◆ Task goal
Quote every entry word for word.
>> START Listed entries
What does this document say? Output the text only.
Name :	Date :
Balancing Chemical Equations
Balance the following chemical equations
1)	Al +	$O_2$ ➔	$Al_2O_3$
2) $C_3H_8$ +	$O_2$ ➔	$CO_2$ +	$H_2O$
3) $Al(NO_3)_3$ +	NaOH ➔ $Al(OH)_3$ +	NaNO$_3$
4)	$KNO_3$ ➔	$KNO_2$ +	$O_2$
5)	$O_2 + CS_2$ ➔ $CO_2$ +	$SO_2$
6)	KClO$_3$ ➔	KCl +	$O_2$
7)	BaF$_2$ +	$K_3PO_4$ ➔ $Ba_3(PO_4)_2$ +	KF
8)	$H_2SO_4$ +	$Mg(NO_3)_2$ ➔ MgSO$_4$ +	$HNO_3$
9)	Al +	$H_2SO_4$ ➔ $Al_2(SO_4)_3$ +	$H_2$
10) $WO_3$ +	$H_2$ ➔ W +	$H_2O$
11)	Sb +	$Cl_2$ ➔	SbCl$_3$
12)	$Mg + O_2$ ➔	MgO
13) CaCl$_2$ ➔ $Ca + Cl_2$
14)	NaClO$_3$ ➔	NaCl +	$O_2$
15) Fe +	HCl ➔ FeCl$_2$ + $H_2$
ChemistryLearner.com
>> END Listed entries
◆ Correct response
What does this document say? Output the text only.
Name :	Date :
Balancing Chemical Equations
Balance the following chemical equations
1)	Al +	$O_2$ ➔	$Al_2O_3$
2) $C_3H_8$ +	$O_2$ ➔	$CO_2$ +	$H_2O$
3) $Al(NO_3)_3$ +	NaOH ➔ $Al(OH)_3$ +	NaNO$_3$
4)	$KNO_3$ ➔	$KNO_2$ +	$O_2$
5)	$O_2 + CS_2$ ➔ $CO_2$ +	$SO_2$
6)	KClO$_3$ ➔	KCl +	$O_2$
7)	BaF$_2$ +	$K_3PO_4$ ➔ $Ba_3(PO_4)_2$ +	KF
8)	$H_2SO_4$ +	$Mg(NO_3)_2$ ➔ MgSO$_4$ +	$HNO_3$
9)	Al +	$H_2SO_4$ ➔ $Al_2(SO_4)_3$ +	$H_2$
10) $WO_3$ +	$H_2$ ➔ W +	$H_2O$
11)	Sb +	$Cl_2$ ➔	SbCl$_3$
12)	$Mg + O_2$ ➔	MgO
13) CaCl$_2$ ➔ $Ca + Cl_2$
14)	NaClO$_3$ ➔	NaCl +	$O_2$
15) Fe +	HCl ➔ FeCl$_2$ + $H_2$
ChemistryLearner.com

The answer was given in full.